▶ **SELECTED PASSAGE**:
- Born: May 21, 1793 Richmond County, Georgia, U.S.
- Died: September 13, 1847 (aged 54) Mexico City, Mexico
- Place of burial: Laurel Hill Cemetery, Philadelphia, Pennsylvania, U.S.
- Allegiance: United States
- Branch: United States Marine Corps
- Commands: Philadelphia Navy Yard First Battalion
- Conflicts: War of 1812; American Indian Wars Second Seminole War; ; Mexican-American War Battle of Chapultepec; ;
- Relations: John Twiggs (father) David E. Twiggs (brother)

= Levi Twiggs =

American military officer (1793–1847)

Levi Twiggs (May 21, 1793 – September 13, 1847) was an American military officer who served in the United States Marine Corps during the War of 1812, the Second Seminole War, and the Mexican–American War. He was killed by enemy fire while leading an attack during the Battle of Chapultepec.

==Early life==
Twiggs was born in Richmond County, Georgia, on May 23, 1793. His father was a leader in the Georgia militia during the American Revolutionary War.

▶ **SHORT TASK A**:
Extract from the records every line from the one containing "35, 815, 51]" down to the one containing "167, 514, 183]", including both of those lines, and repeat them exactly.
The biography of Levi Twiggs has no connection to the records that follow it.

▶ **MATERIAL TO PROCESS**:
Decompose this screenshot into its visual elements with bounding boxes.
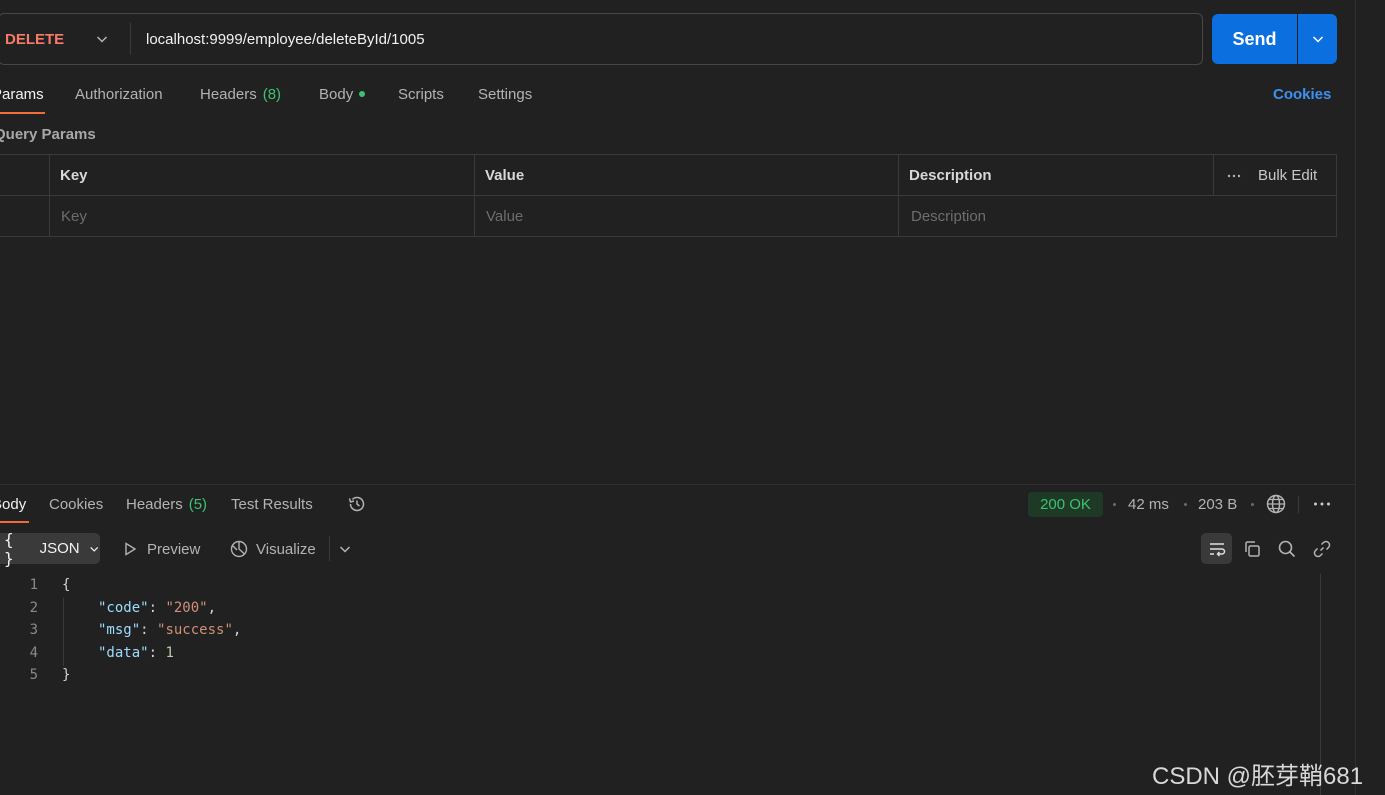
param-description-input[interactable]: Description	[911, 196, 986, 237]
response-time[interactable]: 42 ms	[1128, 493, 1169, 515]
visualize-button[interactable]: Visualize	[229, 538, 316, 560]
search-button[interactable]	[1271, 533, 1302, 564]
chevron-down-icon[interactable]	[337, 541, 353, 557]
link-button[interactable]	[1306, 533, 1337, 564]
param-key-input[interactable]: Key	[61, 196, 87, 237]
chevron-down-icon[interactable]	[94, 31, 110, 47]
cookies-link[interactable]: Cookies	[1273, 83, 1331, 105]
bulk-edit-label: Bulk Edit	[1258, 167, 1318, 184]
preview-button[interactable]: Preview	[121, 538, 200, 560]
headers-count: (8)	[262, 85, 282, 103]
status-badge[interactable]: 200 OK	[1028, 492, 1103, 517]
line-number: 1	[29, 577, 38, 593]
chevron-down-icon	[1312, 36, 1323, 43]
url-input[interactable]: localhost:9999/employee/deleteById/1005	[146, 14, 425, 64]
bulk-edit-button[interactable]: Bulk Edit	[1226, 155, 1317, 196]
response-tab-cookies[interactable]: Cookies	[49, 493, 103, 515]
tab-headers-label: Headers	[200, 85, 257, 103]
url-bar: DELETE localhost:9999/employee/deleteByI…	[0, 13, 1203, 65]
format-select[interactable]: { } JSON	[0, 530, 100, 568]
tab-body-label: Body	[319, 85, 354, 103]
visualize-icon	[230, 540, 248, 558]
code-text: {	[62, 577, 71, 593]
more-options-icon[interactable]	[1312, 496, 1332, 512]
active-tab-indicator	[0, 112, 45, 114]
table-header-row	[0, 155, 1336, 196]
more-icon	[1227, 174, 1241, 177]
format-separator	[329, 536, 330, 561]
send-button[interactable]: Send	[1212, 14, 1297, 64]
braces-icon: { }	[4, 529, 14, 568]
line-number: 3	[29, 622, 38, 638]
send-options-button[interactable]	[1298, 14, 1337, 64]
globe-icon[interactable]	[1265, 493, 1287, 515]
response-headers-count: (5)	[188, 495, 208, 513]
code-text: }	[62, 667, 71, 683]
response-divider[interactable]	[0, 484, 1355, 485]
copy-button[interactable]	[1236, 533, 1267, 564]
play-icon	[125, 542, 137, 556]
history-icon[interactable]	[346, 493, 368, 515]
wrap-lines-button[interactable]	[1201, 533, 1232, 564]
search-icon	[1278, 540, 1295, 557]
code-text: "data": 1	[98, 645, 174, 661]
visualize-label: Visualize	[256, 540, 316, 558]
response-tab-body[interactable]: Body	[0, 493, 26, 515]
tab-body[interactable]: Body	[319, 83, 366, 105]
response-size[interactable]: 203 B	[1198, 493, 1237, 515]
column-description-header: Description	[909, 167, 992, 184]
wrap-icon	[1209, 542, 1225, 557]
response-active-tab-indicator	[0, 521, 29, 523]
watermark: CSDN @胚芽鞘681	[1152, 763, 1364, 790]
link-icon	[1313, 540, 1330, 557]
query-params-title: Query Params	[0, 126, 96, 143]
tab-headers[interactable]: Headers (8)	[200, 83, 281, 105]
line-number: 5	[29, 667, 38, 683]
params-table: Key Value Description Bulk Edit Key Valu…	[0, 154, 1337, 237]
tab-scripts[interactable]: Scripts	[398, 83, 444, 105]
body-indicator-dot	[359, 91, 366, 97]
response-tab-headers[interactable]: Headers (5)	[126, 493, 207, 515]
tab-params[interactable]: Params	[0, 83, 44, 105]
column-value-header: Value	[485, 167, 525, 184]
url-separator	[130, 23, 131, 55]
line-number: 2	[29, 600, 38, 616]
tab-settings[interactable]: Settings	[478, 83, 532, 105]
chevron-down-icon	[89, 546, 98, 552]
column-key-header: Key	[60, 167, 88, 184]
line-number: 4	[29, 645, 38, 661]
response-tab-test-results[interactable]: Test Results	[231, 493, 313, 515]
method-select[interactable]: DELETE	[5, 14, 64, 64]
code-text: "msg": "success",	[98, 622, 242, 638]
response-tab-headers-label: Headers	[126, 495, 183, 513]
preview-label: Preview	[147, 540, 201, 558]
response-body-editor[interactable]: 1 { 2 "code": "200", 3 "msg": "success",…	[0, 574, 1320, 795]
code-text: "code": "200",	[98, 600, 217, 616]
format-label: JSON	[39, 540, 80, 557]
copy-icon	[1244, 540, 1260, 557]
param-value-input[interactable]: Value	[486, 196, 523, 237]
tab-authorization[interactable]: Authorization	[75, 83, 163, 105]
panel-border	[1355, 0, 1356, 795]
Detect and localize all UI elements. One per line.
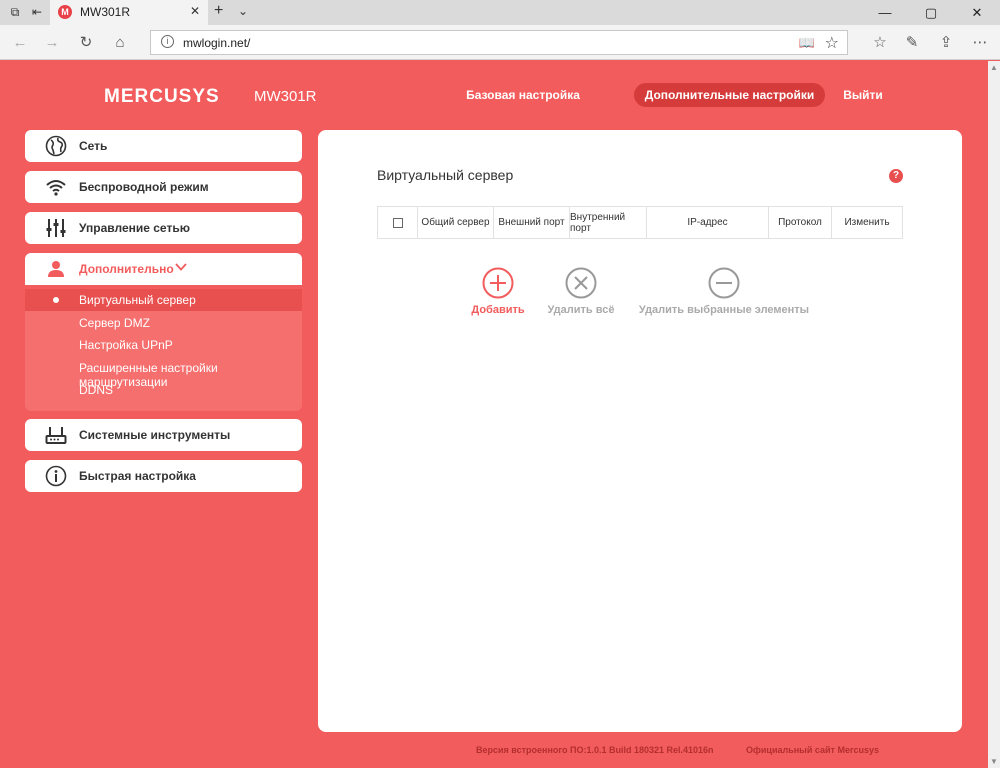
reading-view-icon[interactable]: 📖	[799, 35, 815, 51]
model-name: MW301R	[254, 88, 317, 105]
share-icon[interactable]: ⇪	[936, 33, 956, 53]
sidebar-item-system-tools[interactable]: Системные инструменты	[25, 419, 302, 451]
sidebar-item-label: Быстрая настройка	[79, 469, 196, 483]
browser-tab-bar: ⧉ ⇤ M MW301R ✕ + ⌄ — ▢ ✕	[0, 0, 1000, 25]
refresh-icon[interactable]: ↻	[76, 33, 96, 53]
maximize-button[interactable]: ▢	[908, 0, 954, 25]
delete-selected-button[interactable]: Удалить выбранные элементы	[632, 267, 816, 316]
sidebar-item-wireless[interactable]: Беспроводной режим	[25, 171, 302, 203]
nav-basic-settings[interactable]: Базовая настройка	[458, 83, 588, 107]
user-icon	[48, 261, 64, 277]
chevron-down-icon	[175, 263, 187, 271]
scroll-down-icon[interactable]: ▼	[990, 757, 998, 766]
sidebar-item-quick-setup[interactable]: Быстрая настройка	[25, 460, 302, 492]
submenu-item-upnp[interactable]: Настройка UPnP	[25, 334, 302, 356]
nav-logout[interactable]: Выйти	[834, 83, 892, 107]
page-title: Виртуальный сервер	[377, 167, 514, 183]
address-bar[interactable]: i mwlogin.net/ 📖 ☆	[150, 30, 848, 55]
favorites-icon[interactable]: ☆	[870, 33, 890, 53]
info-icon	[45, 465, 67, 487]
minimize-button[interactable]: —	[862, 0, 908, 25]
help-icon[interactable]: ?	[889, 169, 903, 183]
favorite-star-icon[interactable]: ☆	[825, 33, 839, 53]
column-header: Общий сервер	[418, 207, 494, 238]
column-header: IP-адрес	[647, 207, 769, 238]
more-menu-icon[interactable]: ⋯	[970, 33, 990, 53]
window-controls: — ▢ ✕	[862, 0, 1000, 25]
sidebar-item-network[interactable]: Сеть	[25, 130, 302, 162]
firmware-version: Версия встроенного ПО:1.0.1 Build 180321…	[476, 745, 714, 755]
wifi-icon	[46, 180, 66, 196]
sidebar-item-label: Сеть	[79, 139, 108, 153]
back-tabs-icon[interactable]: ⇤	[28, 4, 46, 20]
x-circle-icon	[565, 267, 597, 299]
sidebar-item-label: Управление сетью	[79, 221, 190, 235]
virtual-server-table: Общий сервер Внешний порт Внутренний пор…	[377, 206, 903, 239]
submenu-item-virtual-server[interactable]: Виртуальный сервер	[25, 289, 302, 311]
site-info-icon[interactable]: i	[161, 35, 174, 48]
sidebar-item-label: Дополнительно	[79, 262, 174, 276]
delete-all-button[interactable]: Удалить всё	[541, 267, 621, 316]
column-header: Изменить	[844, 217, 890, 228]
sidebar-item-network-control[interactable]: Управление сетью	[25, 212, 302, 244]
router-icon	[45, 427, 67, 444]
tab-close-icon[interactable]: ✕	[190, 4, 200, 18]
vertical-scrollbar[interactable]: ▲ ▼	[988, 61, 1000, 768]
select-all-checkbox[interactable]	[392, 217, 403, 228]
new-tab-icon[interactable]: +	[214, 2, 223, 20]
globe-icon	[45, 135, 67, 157]
delete-selected-label: Удалить выбранные элементы	[638, 304, 810, 316]
submenu-item-ddns[interactable]: DDNS	[25, 379, 302, 401]
browser-tab[interactable]: M MW301R ✕	[50, 0, 208, 25]
brand-logo: MERCUSYS	[104, 86, 220, 107]
scroll-up-icon[interactable]: ▲	[990, 63, 998, 72]
submenu-item-dmz[interactable]: Сервер DMZ	[25, 312, 302, 334]
router-app: MERCUSYS MW301R Базовая настройка Дополн…	[0, 61, 988, 768]
plus-circle-icon	[482, 267, 514, 299]
sidebar-item-advanced[interactable]: Дополнительно	[25, 253, 302, 285]
submenu-item-label: Настройка UPnP	[79, 338, 173, 352]
submenu-item-label: Сервер DMZ	[79, 316, 150, 330]
content-panel: Виртуальный сервер ? Общий сервер Внешни…	[318, 130, 962, 732]
delete-all-label: Удалить всё	[547, 304, 615, 316]
home-icon[interactable]: ⌂	[110, 33, 130, 53]
column-header: Протокол	[769, 207, 832, 238]
pen-icon[interactable]: ✎	[902, 33, 922, 53]
column-header: Внешний порт	[494, 207, 570, 238]
advanced-submenu: Виртуальный сервер Сервер DMZ Настройка …	[25, 289, 302, 411]
minus-circle-icon	[708, 267, 740, 299]
forward-arrow-icon[interactable]: →	[42, 33, 62, 53]
tab-list-chevron-icon[interactable]: ⌄	[238, 4, 248, 18]
select-all-cell	[378, 207, 418, 238]
tab-actions-icon[interactable]: ⧉	[6, 4, 24, 20]
tab-title: MW301R	[80, 5, 131, 19]
add-button[interactable]: Добавить	[466, 267, 530, 316]
active-dot-icon	[53, 297, 59, 303]
sidebar-item-label: Беспроводной режим	[79, 180, 209, 194]
submenu-item-label: Виртуальный сервер	[79, 293, 196, 307]
address-url[interactable]: mwlogin.net/	[183, 36, 250, 50]
mercusys-favicon-icon: M	[58, 5, 72, 19]
submenu-item-routing[interactable]: Расширенные настройки маршрутизации	[25, 357, 302, 389]
official-site-link[interactable]: Официальный сайт Mercusys	[746, 745, 879, 755]
browser-nav-bar: ← → ↻ ⌂ i mwlogin.net/ 📖 ☆ ☆ ✎ ⇪ ⋯	[0, 25, 1000, 60]
submenu-item-label: DDNS	[79, 383, 114, 397]
back-arrow-icon[interactable]: ←	[10, 33, 30, 53]
column-header: Внутренний порт	[570, 207, 647, 238]
add-label: Добавить	[471, 304, 525, 316]
close-window-button[interactable]: ✕	[954, 0, 1000, 25]
sliders-icon	[46, 219, 66, 237]
sidebar-item-label: Системные инструменты	[79, 428, 231, 442]
nav-advanced-settings[interactable]: Дополнительные настройки	[634, 83, 825, 107]
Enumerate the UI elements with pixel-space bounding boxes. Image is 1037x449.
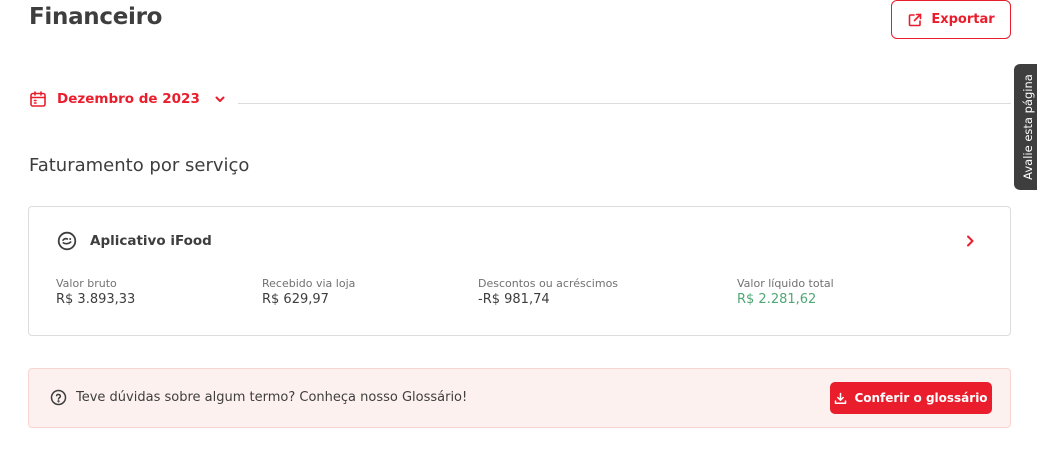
metric-label: Valor líquido total: [737, 277, 834, 290]
metric-received-store: Recebido via loja R$ 629,97: [262, 277, 355, 308]
metric-gross: Valor bruto R$ 3.893,33: [56, 277, 135, 308]
glossary-banner-text: Teve dúvidas sobre algum termo? Conheça …: [76, 390, 468, 405]
glossary-banner-message: Teve dúvidas sobre algum termo? Conheça …: [50, 389, 467, 406]
service-card-header: Aplicativo iFood: [57, 231, 212, 251]
ifood-logo-icon: [57, 231, 77, 251]
feedback-tab-label: Avalie esta página: [1021, 74, 1035, 180]
month-selector-label: Dezembro de 2023: [57, 91, 200, 107]
metric-label: Descontos ou acréscimos: [478, 277, 619, 290]
period-divider: [238, 103, 1011, 104]
metric-net-total: Valor líquido total R$ 2.281,62: [737, 277, 834, 308]
metric-discounts: Descontos ou acréscimos -R$ 981,74: [478, 277, 618, 308]
export-button-label: Exportar: [931, 12, 995, 27]
month-selector[interactable]: Dezembro de 2023: [29, 86, 226, 112]
metric-value: R$ 2.281,62: [737, 292, 817, 307]
page-title: Financeiro: [29, 4, 163, 30]
service-card[interactable]: Aplicativo iFood Valor bruto R$ 3.893,33…: [28, 206, 1011, 336]
metric-value: R$ 629,97: [262, 292, 329, 307]
chevron-right-icon[interactable]: [963, 233, 977, 247]
metric-value: -R$ 981,74: [478, 292, 550, 307]
section-title: Faturamento por serviço: [29, 155, 250, 176]
period-row: Dezembro de 2023: [29, 86, 1011, 112]
glossary-banner: Teve dúvidas sobre algum termo? Conheça …: [28, 368, 1011, 428]
chevron-down-icon: [214, 93, 226, 105]
question-circle-icon: [50, 389, 67, 406]
download-icon: [834, 392, 847, 405]
external-link-icon: [907, 12, 923, 28]
metric-label: Valor bruto: [56, 277, 117, 290]
glossary-button[interactable]: Conferir o glossário: [830, 382, 992, 414]
metric-label: Recebido via loja: [262, 277, 356, 290]
calendar-icon: [29, 90, 47, 108]
export-button[interactable]: Exportar: [891, 0, 1011, 39]
feedback-tab[interactable]: Avalie esta página: [1014, 64, 1037, 190]
glossary-button-label: Conferir o glossário: [854, 391, 988, 405]
service-name: Aplicativo iFood: [90, 233, 212, 249]
metric-value: R$ 3.893,33: [56, 292, 136, 307]
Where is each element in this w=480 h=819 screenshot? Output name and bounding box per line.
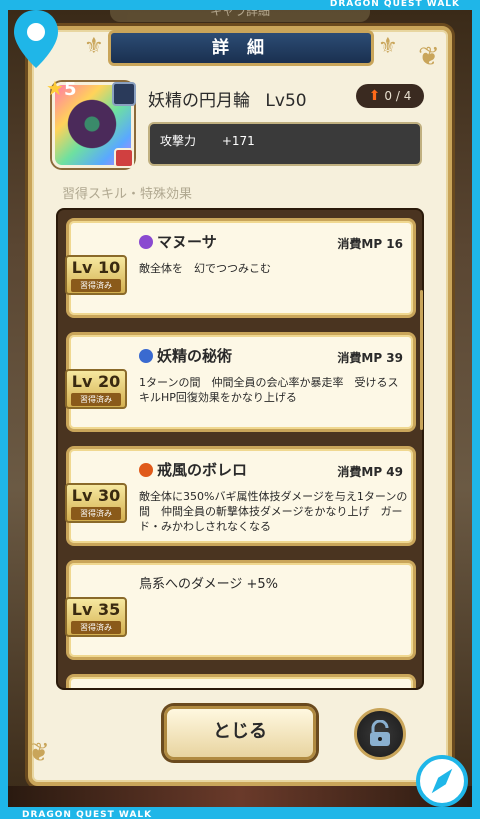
stat-label: 攻撃力 <box>160 134 197 148</box>
level-tag: Lv 35 習得済み <box>65 597 127 637</box>
item-level: Lv50 <box>265 91 307 111</box>
compass-icon[interactable] <box>416 755 468 807</box>
skill-list[interactable]: Lv 10 習得済み マヌーサ 消費MP 16 敵全体を 幻でつつみこむ Lv … <box>56 208 424 690</box>
skill-orb-icon <box>139 462 153 477</box>
skill-card[interactable]: Lv 10 習得済み マヌーサ 消費MP 16 敵全体を 幻でつつみこむ <box>65 218 416 318</box>
mp-cost: 消費MP 49 <box>337 465 403 479</box>
corner-ornament-icon: ❦ <box>418 42 440 72</box>
skill-name-text: マヌーサ <box>157 233 217 251</box>
skill-orb-icon <box>139 348 153 363</box>
learned-label: 習得済み <box>71 507 121 520</box>
mp-cost: 消費MP 39 <box>337 351 403 365</box>
item-name: 妖精の円月輪 <box>148 91 250 111</box>
close-button[interactable]: とじる <box>164 706 316 760</box>
skill-description: 1ターンの間 仲間全員の会心率か暴走率 受けるスキルHP回復効果をかなり上げる <box>139 376 399 404</box>
rarity-badge: ★5 <box>46 76 86 104</box>
weapon-type-icon <box>114 148 134 168</box>
skill-description: 敵全体を 幻でつつみこむ <box>139 262 271 275</box>
brand-label-top: DRAGON QUEST WALK <box>329 0 460 9</box>
skill-card[interactable]: Lv 35 習得済み 鳥系へのダメージ +5% <box>65 560 416 660</box>
level-tag: Lv 20 習得済み <box>65 369 127 409</box>
section-label: 習得スキル・特殊効果 <box>62 187 193 202</box>
skill-name-text: 妖精の秘術 <box>157 347 233 365</box>
level-tag-text: Lv 30 <box>71 486 121 505</box>
upgrade-count: 0 / 4 <box>384 89 412 103</box>
learned-label: 習得済み <box>71 621 121 634</box>
learned-label: 習得済み <box>71 393 121 406</box>
skill-name: 妖精の秘術 <box>139 345 232 366</box>
page-title: 詳 細 <box>108 30 374 66</box>
fleur-icon: ⚜ <box>84 34 104 59</box>
stat-value: +171 <box>221 134 255 148</box>
skill-card[interactable]: Lv 20 習得済み 妖精の秘術 消費MP 39 1ターンの間 仲間全員の会心率… <box>65 332 416 432</box>
level-tag: Lv 30 習得済み <box>65 483 127 523</box>
skill-card-partial[interactable] <box>66 674 416 688</box>
skill-name: 鳥系へのダメージ +5% <box>139 573 278 592</box>
star-icon: ★ <box>46 76 64 100</box>
brand-label-bottom: DRAGON QUEST WALK <box>22 810 153 819</box>
level-tag-text: Lv 35 <box>71 600 121 619</box>
corner-ornament-icon: ❦ <box>28 738 50 768</box>
bottom-strip <box>8 786 472 808</box>
character-mini-icon <box>112 82 136 106</box>
skill-description: 敵全体に350%バギ属性体技ダメージを与え1ターンの間 仲間全員の斬撃体技ダメー… <box>139 490 408 533</box>
unlock-icon <box>370 720 390 746</box>
map-pin-icon[interactable] <box>10 8 62 70</box>
level-tag: Lv 10 習得済み <box>65 255 127 295</box>
arrow-up-icon: ⬆ <box>368 88 381 104</box>
item-name-row: 妖精の円月輪 Lv50 <box>148 86 307 111</box>
skill-name: マヌーサ <box>139 231 217 252</box>
rarity-value: 5 <box>63 79 77 100</box>
mp-cost: 消費MP 16 <box>337 237 403 251</box>
fleur-icon: ⚜ <box>378 34 398 59</box>
skill-name: 戒風のボレロ <box>139 459 247 480</box>
skill-name-text: 鳥系へのダメージ +5% <box>139 577 278 592</box>
skill-card[interactable]: Lv 30 習得済み 戒風のボレロ 消費MP 49 敵全体に350%バギ属性体技… <box>65 446 416 546</box>
level-tag-text: Lv 20 <box>71 372 121 391</box>
scrollbar[interactable] <box>420 290 423 430</box>
level-tag-text: Lv 10 <box>71 258 121 277</box>
item-art <box>64 96 120 152</box>
upgrade-badge: ⬆ 0 / 4 <box>356 84 424 108</box>
skill-orb-icon <box>139 234 153 249</box>
lock-button[interactable] <box>354 708 406 760</box>
stat-box: 攻撃力 +171 <box>148 122 422 166</box>
skill-name-text: 戒風のボレロ <box>157 461 248 479</box>
learned-label: 習得済み <box>71 279 121 292</box>
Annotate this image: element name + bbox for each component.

▶ **SHORT TASK B**:
Using the Levi Twiggs biography, state whether each statement agrees with it, answering yes or no and quoting the words that decide it: (i) Twiggs was buried in Philadelphia. (ii) Twiggs served in the United States Army. (iii) Twiggs was killed during the Battle of Chapultepec.

▶ **FINAL ANSWER A**:
reading-view-icon[interactable]: 📖	[799, 35, 815, 51]
model-name: MW301R	[254, 88, 317, 105]
share-icon[interactable]: ⇪	[936, 33, 956, 53]
sidebar-item-system-tools[interactable]: Системные инструменты	[25, 419, 302, 451]
sidebar-item-label: Быстрая настройка	[79, 469, 196, 483]
browser-tab-bar: ⧉ ⇤ M MW301R ✕ + ⌄ — ▢ ✕	[0, 0, 1000, 25]
refresh-icon[interactable]: ↻	[76, 33, 96, 53]
maximize-button[interactable]: ▢	[908, 0, 954, 25]
delete-selected-button[interactable]: Удалить выбранные элементы	[632, 267, 816, 316]
sidebar-item-wireless[interactable]: Беспроводной режим	[25, 171, 302, 203]
nav-basic-settings[interactable]: Базовая настройка	[458, 83, 588, 107]
user-icon	[48, 261, 64, 277]
chevron-down-icon	[175, 263, 187, 271]
scroll-down-icon[interactable]: ▼	[990, 757, 998, 766]
sidebar-item-quick-setup[interactable]: Быстрая настройка	[25, 460, 302, 492]
submenu-item-upnp[interactable]: Настройка UPnP	[25, 334, 302, 356]
nav-logout[interactable]: Выйти	[834, 83, 892, 107]
page-title: Виртуальный сервер	[377, 167, 514, 183]

▶ **FINAL ANSWER B**:
(i) Yes: "Place of burial: Laurel Hill Cemetery, Philadelphia, Pennsylvania, U.S."
(ii) No: "Branch: United States Marine Corps"
(iii) Yes: "He was killed by enemy fire while leading an attack during the Battle of Chapultepec."